### DATASET
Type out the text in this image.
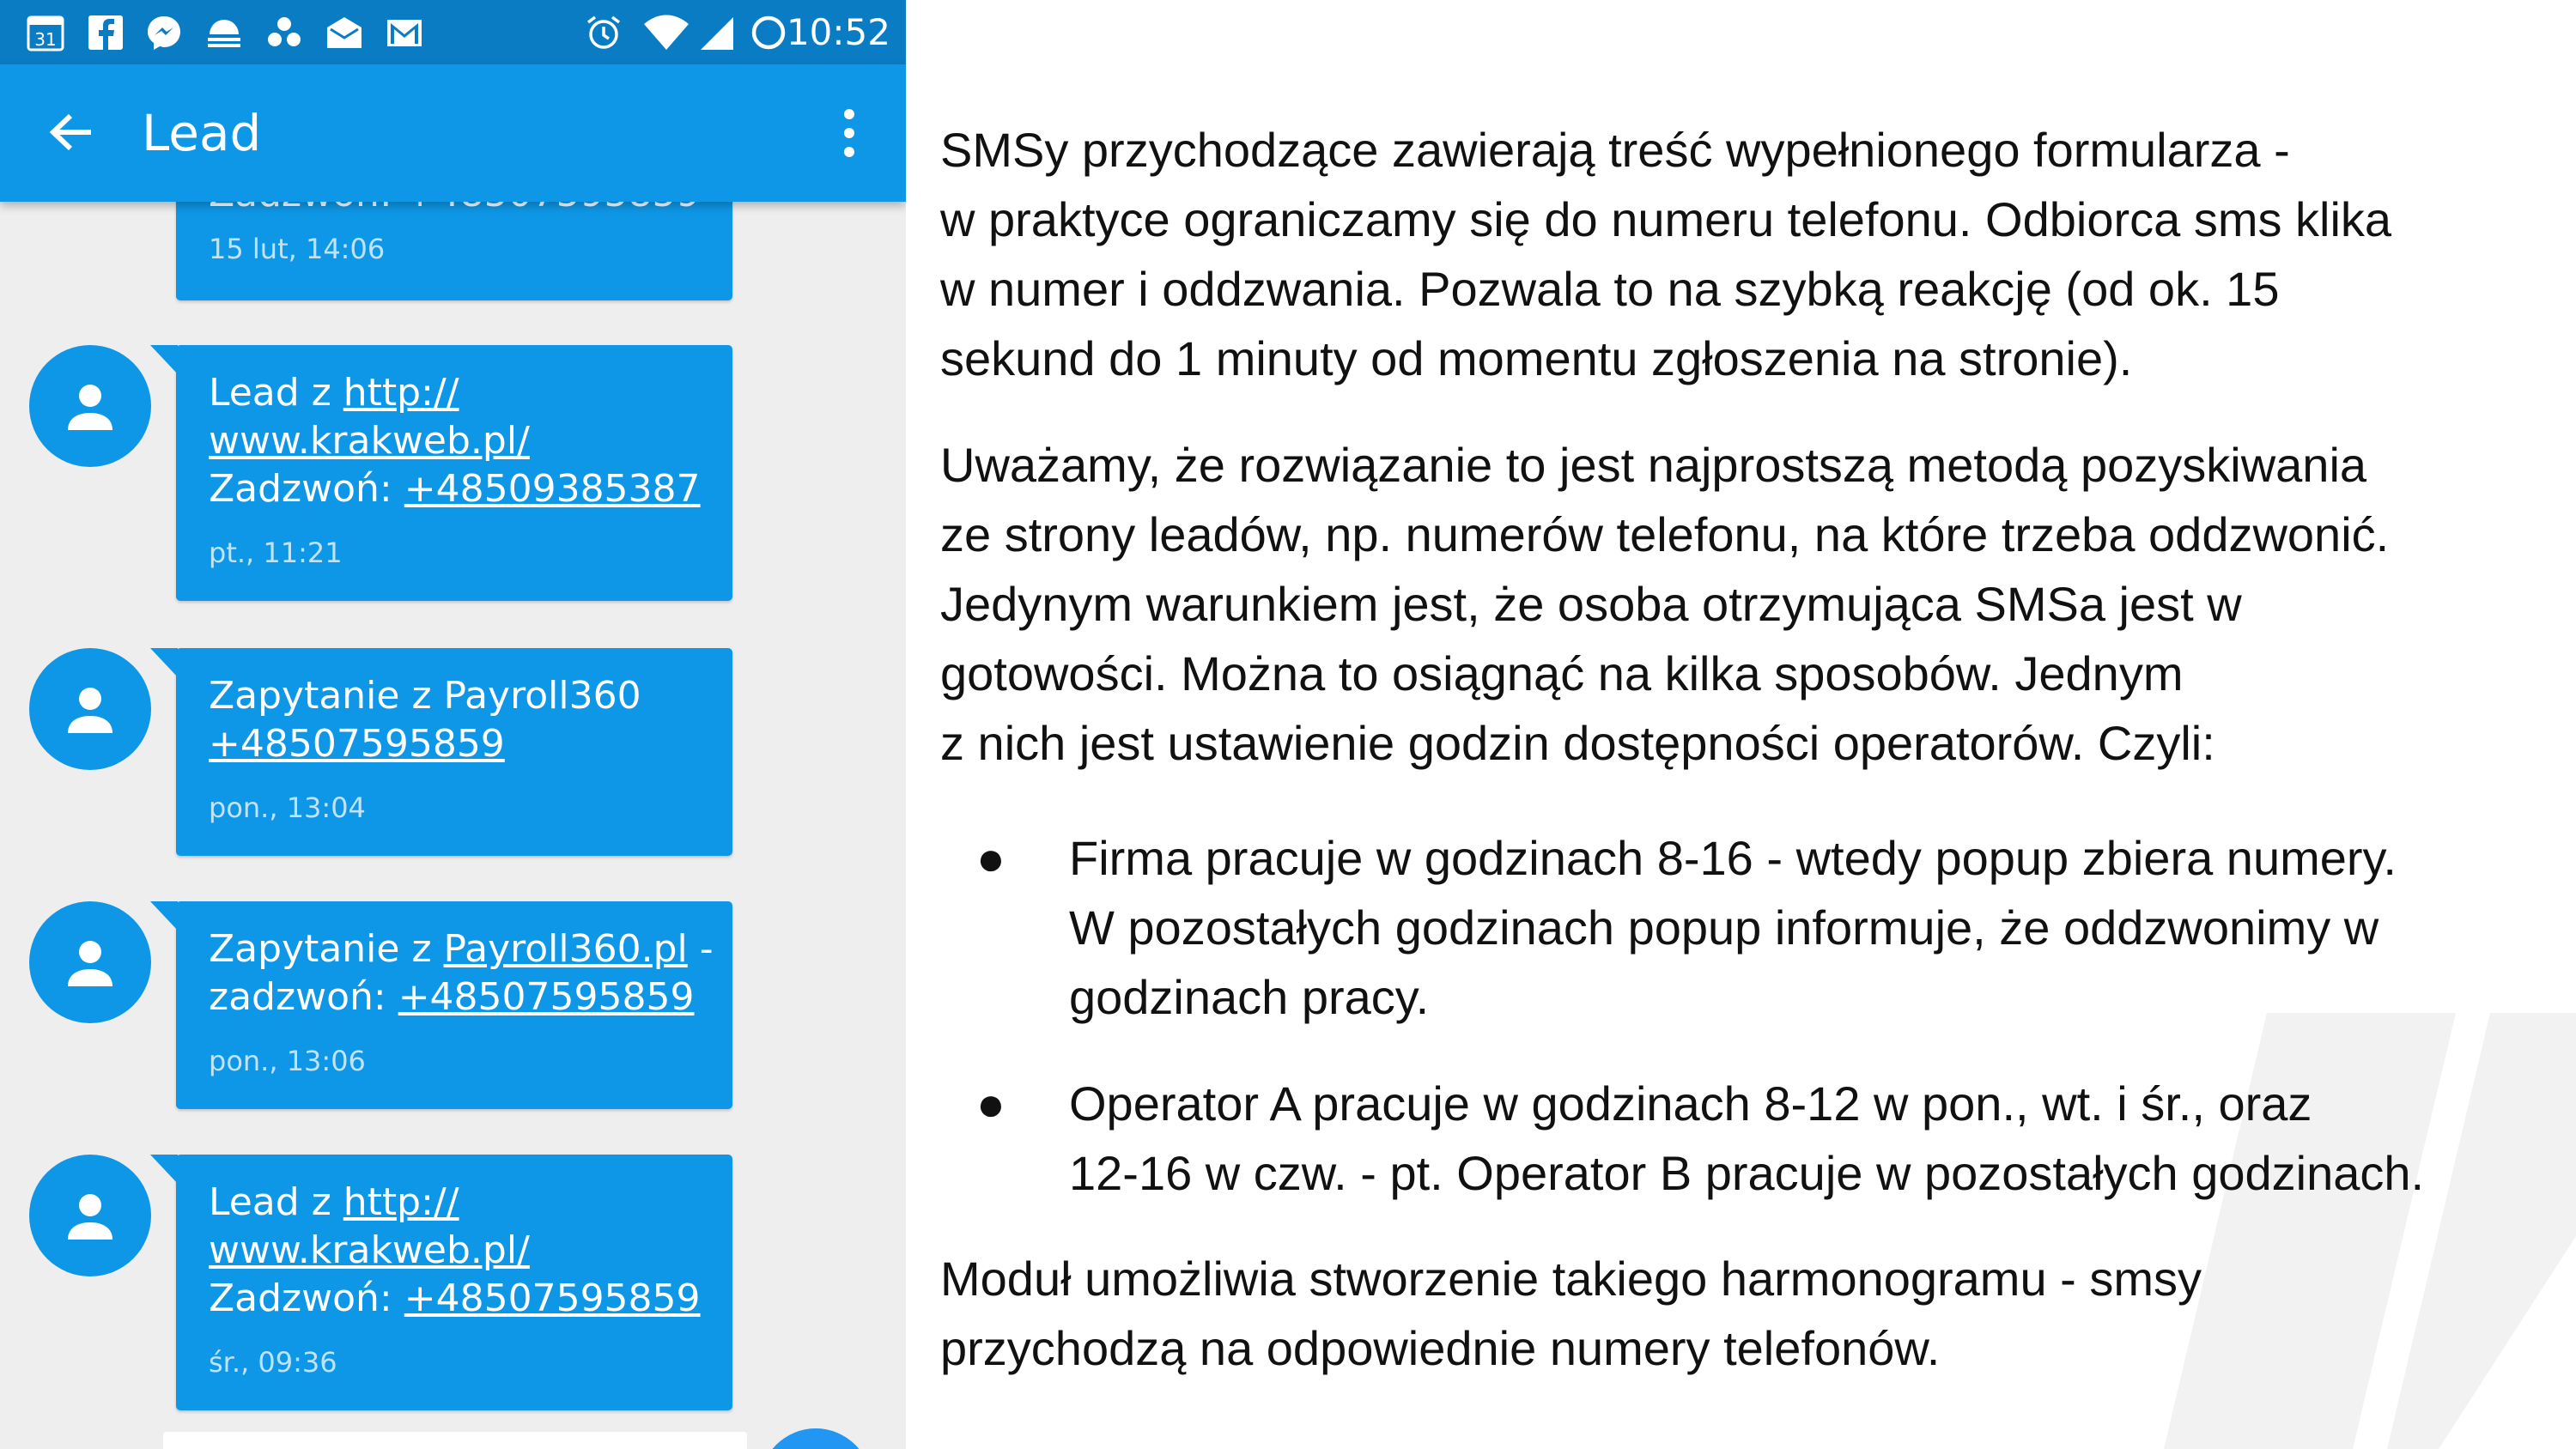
31	10:52
Lead
15 lut, 14:06
Lead z http://
www.krakweb.pl/
Zadzwoń: +48509385387
pt., 11:21
Zapytanie z Payroll360
+48507595859
pon., 13:04
Zapytanie z Payroll360.pl -
zadzwoń: +48507595859
pon., 13:06
Lead z http://
www.krakweb.pl/
Zadzwoń: +48507595859
śr., 09:36

SMSy przychodzące zawierają treść wypełnionego formularza -
w praktyce ograniczamy się do numeru telefonu. Odbiorca sms klika
w numer i oddzwania. Pozwala to na szybką reakcję (od ok. 15
sekund do 1 minuty od momentu zgłoszenia na stronie).

Uważamy, że rozwiązanie to jest najprostszą metodą pozyskiwania
ze strony leadów, np. numerów telefonu, na które trzeba oddzwonić.
Jedynym warunkiem jest, że osoba otrzymująca SMSa jest w
gotowości. Można to osiągnąć na kilka sposobów. Jednym
z nich jest ustawienie godzin dostępności operatorów. Czyli:

● Firma pracuje w godzinach 8-16 - wtedy popup zbiera numery.
W pozostałych godzinach popup informuje, że oddzwonimy w
godzinach pracy.
● Operator A pracuje w godzinach 8-12 w pon., wt. i śr., oraz
12-16 w czw. - pt. Operator B pracuje w pozostałych godzinach.

Moduł umożliwia stworzenie takiego harmonogramu - smsy
przychodzą na odpowiednie numery telefonów.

### EXERCISE OBJECTIVE
Leave out all images, then reproduce the entries above exactly.

### WRITTEN SOLUTION
Type out the text in this image.
31	10:52
Lead
15 lut, 14:06
Lead z http://
www.krakweb.pl/
Zadzwoń: +48509385387
pt., 11:21
Zapytanie z Payroll360
+48507595859
pon., 13:04
Zapytanie z Payroll360.pl -
zadzwoń: +48507595859
pon., 13:06
Lead z http://
www.krakweb.pl/
Zadzwoń: +48507595859
śr., 09:36

SMSy przychodzące zawierają treść wypełnionego formularza -
w praktyce ograniczamy się do numeru telefonu. Odbiorca sms klika
w numer i oddzwania. Pozwala to na szybką reakcję (od ok. 15
sekund do 1 minuty od momentu zgłoszenia na stronie).

Uważamy, że rozwiązanie to jest najprostszą metodą pozyskiwania
ze strony leadów, np. numerów telefonu, na które trzeba oddzwonić.
Jedynym warunkiem jest, że osoba otrzymująca SMSa jest w
gotowości. Można to osiągnąć na kilka sposobów. Jednym
z nich jest ustawienie godzin dostępności operatorów. Czyli:

● Firma pracuje w godzinach 8-16 - wtedy popup zbiera numery.
W pozostałych godzinach popup informuje, że oddzwonimy w
godzinach pracy.
● Operator A pracuje w godzinach 8-12 w pon., wt. i śr., oraz
12-16 w czw. - pt. Operator B pracuje w pozostałych godzinach.

Moduł umożliwia stworzenie takiego harmonogramu - smsy
przychodzą na odpowiednie numery telefonów.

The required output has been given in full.